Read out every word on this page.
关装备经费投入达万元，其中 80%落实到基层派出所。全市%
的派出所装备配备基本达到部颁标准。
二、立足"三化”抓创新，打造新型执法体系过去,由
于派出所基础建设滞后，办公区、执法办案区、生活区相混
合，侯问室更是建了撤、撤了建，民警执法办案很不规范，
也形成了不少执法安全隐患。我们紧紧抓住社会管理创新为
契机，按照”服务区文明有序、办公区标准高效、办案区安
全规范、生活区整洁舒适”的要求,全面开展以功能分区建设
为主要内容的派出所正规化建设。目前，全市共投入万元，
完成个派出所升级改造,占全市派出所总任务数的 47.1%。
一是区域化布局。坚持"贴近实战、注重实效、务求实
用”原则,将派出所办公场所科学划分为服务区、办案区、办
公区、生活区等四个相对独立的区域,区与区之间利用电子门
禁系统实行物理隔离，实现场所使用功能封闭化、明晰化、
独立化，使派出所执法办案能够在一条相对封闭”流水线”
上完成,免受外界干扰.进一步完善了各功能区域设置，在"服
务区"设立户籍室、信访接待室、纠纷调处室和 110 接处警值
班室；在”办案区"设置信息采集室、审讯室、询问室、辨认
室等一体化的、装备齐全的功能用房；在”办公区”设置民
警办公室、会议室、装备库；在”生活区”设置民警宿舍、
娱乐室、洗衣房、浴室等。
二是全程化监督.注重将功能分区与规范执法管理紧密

+ + + +

▶ _EXERCISE_
Write each line above out exactly.

▶ _SOLVED PROBLEM_
Read out every word on this page.
关装备经费投入达万元，其中 80%落实到基层派出所。全市%
的派出所装备配备基本达到部颁标准。
二、立足"三化”抓创新，打造新型执法体系过去,由
于派出所基础建设滞后，办公区、执法办案区、生活区相混
合，侯问室更是建了撤、撤了建，民警执法办案很不规范，
也形成了不少执法安全隐患。我们紧紧抓住社会管理创新为
契机，按照”服务区文明有序、办公区标准高效、办案区安
全规范、生活区整洁舒适”的要求,全面开展以功能分区建设
为主要内容的派出所正规化建设。目前，全市共投入万元，
完成个派出所升级改造,占全市派出所总任务数的 47.1%。
一是区域化布局。坚持"贴近实战、注重实效、务求实
用”原则,将派出所办公场所科学划分为服务区、办案区、办
公区、生活区等四个相对独立的区域,区与区之间利用电子门
禁系统实行物理隔离，实现场所使用功能封闭化、明晰化、
独立化，使派出所执法办案能够在一条相对封闭”流水线”
上完成,免受外界干扰.进一步完善了各功能区域设置，在"服
务区"设立户籍室、信访接待室、纠纷调处室和 110 接处警值
班室；在”办案区"设置信息采集室、审讯室、询问室、辨认
室等一体化的、装备齐全的功能用房；在”办公区”设置民
警办公室、会议室、装备库；在”生活区”设置民警宿舍、
娱乐室、洗衣房、浴室等。
二是全程化监督.注重将功能分区与规范执法管理紧密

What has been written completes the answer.